What is required: Reproduce every line of the records below with no changes at all.

Records for the exercise:
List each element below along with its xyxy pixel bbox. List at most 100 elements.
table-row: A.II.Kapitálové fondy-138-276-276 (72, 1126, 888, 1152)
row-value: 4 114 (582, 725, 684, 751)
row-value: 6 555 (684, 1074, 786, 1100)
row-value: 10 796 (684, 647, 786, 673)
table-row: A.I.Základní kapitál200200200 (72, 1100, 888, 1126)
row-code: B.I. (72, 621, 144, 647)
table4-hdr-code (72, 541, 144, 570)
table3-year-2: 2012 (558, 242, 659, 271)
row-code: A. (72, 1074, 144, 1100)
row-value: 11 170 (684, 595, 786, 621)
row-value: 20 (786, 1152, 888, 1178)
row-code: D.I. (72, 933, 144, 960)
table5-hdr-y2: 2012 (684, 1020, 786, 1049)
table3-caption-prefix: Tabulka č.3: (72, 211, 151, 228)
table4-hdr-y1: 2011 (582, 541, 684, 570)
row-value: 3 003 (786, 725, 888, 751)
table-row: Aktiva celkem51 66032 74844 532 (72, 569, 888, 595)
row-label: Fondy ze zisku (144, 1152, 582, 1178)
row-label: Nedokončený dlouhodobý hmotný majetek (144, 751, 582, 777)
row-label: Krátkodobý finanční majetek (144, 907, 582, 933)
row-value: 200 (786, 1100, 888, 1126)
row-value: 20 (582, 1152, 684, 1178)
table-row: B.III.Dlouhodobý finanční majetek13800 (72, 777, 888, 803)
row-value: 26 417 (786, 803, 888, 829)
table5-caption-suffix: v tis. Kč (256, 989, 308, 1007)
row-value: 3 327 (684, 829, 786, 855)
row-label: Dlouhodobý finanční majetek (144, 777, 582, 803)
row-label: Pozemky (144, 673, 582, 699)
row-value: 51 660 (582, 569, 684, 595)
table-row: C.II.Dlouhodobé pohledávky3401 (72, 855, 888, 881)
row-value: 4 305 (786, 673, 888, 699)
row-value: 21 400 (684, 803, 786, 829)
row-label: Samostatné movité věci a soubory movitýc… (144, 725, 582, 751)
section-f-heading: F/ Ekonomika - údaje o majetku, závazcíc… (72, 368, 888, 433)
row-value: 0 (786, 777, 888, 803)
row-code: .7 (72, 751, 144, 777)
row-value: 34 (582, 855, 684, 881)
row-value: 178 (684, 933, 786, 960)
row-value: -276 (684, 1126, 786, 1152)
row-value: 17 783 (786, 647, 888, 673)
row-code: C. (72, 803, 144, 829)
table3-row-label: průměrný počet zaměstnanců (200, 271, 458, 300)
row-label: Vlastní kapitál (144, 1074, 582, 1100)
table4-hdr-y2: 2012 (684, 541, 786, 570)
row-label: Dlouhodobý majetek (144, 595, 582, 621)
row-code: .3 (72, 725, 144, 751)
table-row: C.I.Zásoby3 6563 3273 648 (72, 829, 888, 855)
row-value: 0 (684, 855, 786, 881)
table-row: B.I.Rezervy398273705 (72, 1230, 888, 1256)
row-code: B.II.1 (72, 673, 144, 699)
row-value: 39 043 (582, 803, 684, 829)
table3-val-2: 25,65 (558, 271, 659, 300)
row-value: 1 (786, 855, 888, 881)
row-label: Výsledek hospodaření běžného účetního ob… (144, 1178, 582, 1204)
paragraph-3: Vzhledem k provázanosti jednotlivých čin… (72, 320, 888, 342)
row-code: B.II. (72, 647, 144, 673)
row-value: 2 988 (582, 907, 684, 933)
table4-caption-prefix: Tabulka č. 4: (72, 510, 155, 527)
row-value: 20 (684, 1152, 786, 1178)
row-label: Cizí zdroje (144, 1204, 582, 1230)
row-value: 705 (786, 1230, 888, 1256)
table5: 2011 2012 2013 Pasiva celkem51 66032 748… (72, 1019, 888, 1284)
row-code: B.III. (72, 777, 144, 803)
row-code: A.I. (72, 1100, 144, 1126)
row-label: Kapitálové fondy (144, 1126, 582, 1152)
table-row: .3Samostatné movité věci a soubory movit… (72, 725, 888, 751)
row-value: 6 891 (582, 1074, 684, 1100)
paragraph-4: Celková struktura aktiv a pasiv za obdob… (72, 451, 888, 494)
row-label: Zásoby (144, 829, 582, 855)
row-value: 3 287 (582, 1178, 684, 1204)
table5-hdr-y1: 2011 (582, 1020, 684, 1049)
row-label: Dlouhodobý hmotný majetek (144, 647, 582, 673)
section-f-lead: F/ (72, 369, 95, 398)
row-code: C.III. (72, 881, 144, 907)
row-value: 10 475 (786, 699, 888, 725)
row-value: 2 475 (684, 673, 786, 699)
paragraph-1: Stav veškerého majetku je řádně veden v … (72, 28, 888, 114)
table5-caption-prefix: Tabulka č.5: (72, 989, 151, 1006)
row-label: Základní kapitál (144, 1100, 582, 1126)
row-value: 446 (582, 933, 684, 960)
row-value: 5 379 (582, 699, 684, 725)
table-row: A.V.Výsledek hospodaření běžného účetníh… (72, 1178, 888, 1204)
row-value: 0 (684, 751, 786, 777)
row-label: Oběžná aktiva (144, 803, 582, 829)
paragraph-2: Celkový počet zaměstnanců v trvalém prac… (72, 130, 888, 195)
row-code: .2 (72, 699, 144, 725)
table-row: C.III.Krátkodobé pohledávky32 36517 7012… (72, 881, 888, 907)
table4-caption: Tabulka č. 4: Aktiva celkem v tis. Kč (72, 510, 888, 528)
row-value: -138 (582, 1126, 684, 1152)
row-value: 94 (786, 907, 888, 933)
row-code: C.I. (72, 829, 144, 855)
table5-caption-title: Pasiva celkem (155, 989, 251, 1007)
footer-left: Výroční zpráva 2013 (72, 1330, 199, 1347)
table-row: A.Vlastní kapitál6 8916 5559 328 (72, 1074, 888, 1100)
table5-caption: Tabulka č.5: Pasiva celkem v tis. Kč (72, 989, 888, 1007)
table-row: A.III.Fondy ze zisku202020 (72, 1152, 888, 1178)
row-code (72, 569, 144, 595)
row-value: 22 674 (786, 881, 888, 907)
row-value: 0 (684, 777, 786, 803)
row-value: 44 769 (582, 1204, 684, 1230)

Result:
List each element below along with its xyxy pixel bbox. List at most 100 elements.
table-row: A.II.Kapitálové fondy-138-276-276 (72, 1126, 888, 1152)
row-value: 4 114 (582, 725, 684, 751)
row-value: 6 555 (684, 1074, 786, 1100)
row-value: 10 796 (684, 647, 786, 673)
table-row: A.I.Základní kapitál200200200 (72, 1100, 888, 1126)
row-code: B.I. (72, 621, 144, 647)
table4-hdr-code (72, 541, 144, 570)
table3-year-2: 2012 (558, 242, 659, 271)
row-code: A. (72, 1074, 144, 1100)
row-value: 11 170 (684, 595, 786, 621)
row-value: 20 (786, 1152, 888, 1178)
row-code: D.I. (72, 933, 144, 960)
table5-hdr-y2: 2012 (684, 1020, 786, 1049)
table3-caption-prefix: Tabulka č.3: (72, 211, 151, 228)
table4-hdr-y1: 2011 (582, 541, 684, 570)
row-value: 3 003 (786, 725, 888, 751)
table-row: Aktiva celkem51 66032 74844 532 (72, 569, 888, 595)
row-label: Fondy ze zisku (144, 1152, 582, 1178)
row-label: Nedokončený dlouhodobý hmotný majetek (144, 751, 582, 777)
row-label: Krátkodobý finanční majetek (144, 907, 582, 933)
row-value: 200 (786, 1100, 888, 1126)
row-value: 20 (582, 1152, 684, 1178)
table-row: B.III.Dlouhodobý finanční majetek13800 (72, 777, 888, 803)
row-value: 26 417 (786, 803, 888, 829)
table5-caption-suffix: v tis. Kč (256, 989, 308, 1007)
row-value: 3 327 (684, 829, 786, 855)
row-label: Dlouhodobý finanční majetek (144, 777, 582, 803)
row-label: Pozemky (144, 673, 582, 699)
row-value: 51 660 (582, 569, 684, 595)
table-row: C.II.Dlouhodobé pohledávky3401 (72, 855, 888, 881)
row-value: 4 305 (786, 673, 888, 699)
row-value: 21 400 (684, 803, 786, 829)
row-label: Samostatné movité věci a soubory movitýc… (144, 725, 582, 751)
section-f-heading: F/ Ekonomika - údaje o majetku, závazcíc… (72, 368, 888, 433)
row-value: 0 (786, 777, 888, 803)
row-code: .7 (72, 751, 144, 777)
row-value: 34 (582, 855, 684, 881)
row-value: 178 (684, 933, 786, 960)
row-value: -276 (684, 1126, 786, 1152)
row-value: 17 783 (786, 647, 888, 673)
row-code: C. (72, 803, 144, 829)
table3-row-label: průměrný počet zaměstnanců (200, 271, 458, 300)
row-label: Vlastní kapitál (144, 1074, 582, 1100)
table4-hdr-y2: 2012 (684, 541, 786, 570)
row-label: Dlouhodobý majetek (144, 595, 582, 621)
row-code: .3 (72, 725, 144, 751)
table-row: C.I.Zásoby3 6563 3273 648 (72, 829, 888, 855)
row-value: 0 (684, 855, 786, 881)
table-row: B.I.Rezervy398273705 (72, 1230, 888, 1256)
row-code: B.II.1 (72, 673, 144, 699)
row-value: 39 043 (582, 803, 684, 829)
table3-val-2: 25,65 (558, 271, 659, 300)
row-value: 1 (786, 855, 888, 881)
row-label: Výsledek hospodaření běžného účetního ob… (144, 1178, 582, 1204)
paragraph-3: Vzhledem k provázanosti jednotlivých čin… (72, 320, 888, 342)
row-code: B.II. (72, 647, 144, 673)
row-value: 2 988 (582, 907, 684, 933)
table4-caption-prefix: Tabulka č. 4: (72, 510, 155, 527)
row-value: 20 (684, 1152, 786, 1178)
row-label: Cizí zdroje (144, 1204, 582, 1230)
row-value: 705 (786, 1230, 888, 1256)
table5: 2011 2012 2013 Pasiva celkem51 66032 748… (72, 1019, 888, 1284)
row-code: B.III. (72, 777, 144, 803)
row-code: A.I. (72, 1100, 144, 1126)
row-label: Kapitálové fondy (144, 1126, 582, 1152)
table-row: .3Samostatné movité věci a soubory movit… (72, 725, 888, 751)
row-value: 6 891 (582, 1074, 684, 1100)
paragraph-4: Celková struktura aktiv a pasiv za obdob… (72, 451, 888, 494)
row-label: Zásoby (144, 829, 582, 855)
row-value: 3 287 (582, 1178, 684, 1204)
table5-hdr-y1: 2011 (582, 1020, 684, 1049)
row-label: Dlouhodobý hmotný majetek (144, 647, 582, 673)
section-f-lead: F/ (72, 369, 95, 398)
row-code: C.III. (72, 881, 144, 907)
row-value: 10 475 (786, 699, 888, 725)
row-value: 2 475 (684, 673, 786, 699)
paragraph-1: Stav veškerého majetku je řádně veden v … (72, 28, 888, 114)
table5-caption-prefix: Tabulka č.5: (72, 989, 151, 1006)
row-label: Základní kapitál (144, 1100, 582, 1126)
row-value: 446 (582, 933, 684, 960)
row-value: 5 379 (582, 699, 684, 725)
table-row: A.V.Výsledek hospodaření běžného účetníh… (72, 1178, 888, 1204)
row-value: 0 (684, 751, 786, 777)
row-label: Oběžná aktiva (144, 803, 582, 829)
paragraph-2: Celkový počet zaměstnanců v trvalém prac… (72, 130, 888, 195)
row-code: .2 (72, 699, 144, 725)
table-row: C.III.Krátkodobé pohledávky32 36517 7012… (72, 881, 888, 907)
table4-caption: Tabulka č. 4: Aktiva celkem v tis. Kč (72, 510, 888, 528)
row-value: -138 (582, 1126, 684, 1152)
row-value: 94 (786, 907, 888, 933)
row-code: C.I. (72, 829, 144, 855)
table5-caption-title: Pasiva celkem (155, 989, 251, 1007)
footer-left: Výroční zpráva 2013 (72, 1330, 199, 1347)
table-row: A.Vlastní kapitál6 8916 5559 328 (72, 1074, 888, 1100)
table5-caption: Tabulka č.5: Pasiva celkem v tis. Kč (72, 989, 888, 1007)
table-row: A.III.Fondy ze zisku202020 (72, 1152, 888, 1178)
row-code (72, 569, 144, 595)
row-value: 22 674 (786, 881, 888, 907)
row-value: 0 (684, 777, 786, 803)
row-value: 44 769 (582, 1204, 684, 1230)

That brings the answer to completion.